Write out every line below that includes the word "days".

----------------

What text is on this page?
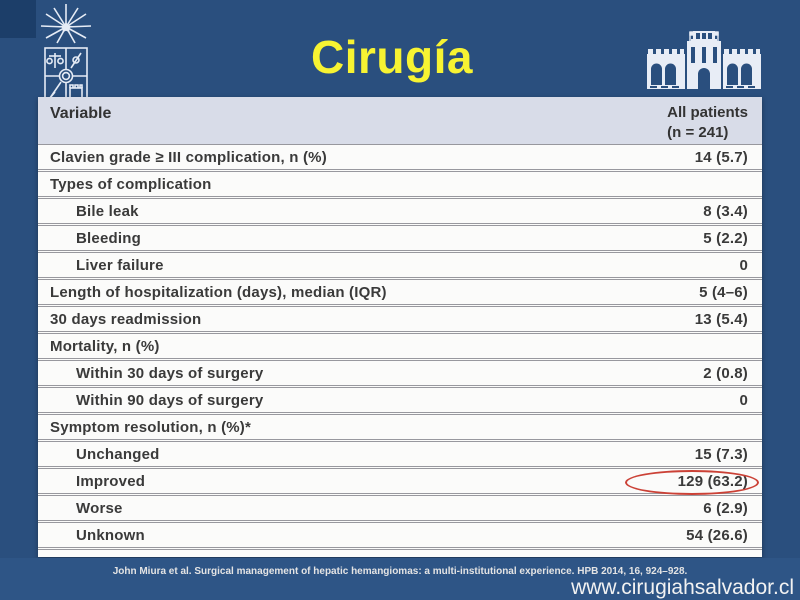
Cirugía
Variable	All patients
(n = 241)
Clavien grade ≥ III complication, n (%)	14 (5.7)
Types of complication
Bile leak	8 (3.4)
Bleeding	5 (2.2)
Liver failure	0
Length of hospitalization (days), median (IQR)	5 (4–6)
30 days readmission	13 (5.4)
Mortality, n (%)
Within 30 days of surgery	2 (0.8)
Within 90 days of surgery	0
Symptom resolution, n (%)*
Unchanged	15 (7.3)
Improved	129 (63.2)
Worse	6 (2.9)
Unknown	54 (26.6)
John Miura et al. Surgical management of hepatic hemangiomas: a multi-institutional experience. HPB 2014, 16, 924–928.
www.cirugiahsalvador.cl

----------------

▸ TASK OUTPUT:
Length of hospitalization (days), median (IQR)	5 (4–6)
30 days readmission	13 (5.4)
Within 30 days of surgery	2 (0.8)
Within 90 days of surgery	0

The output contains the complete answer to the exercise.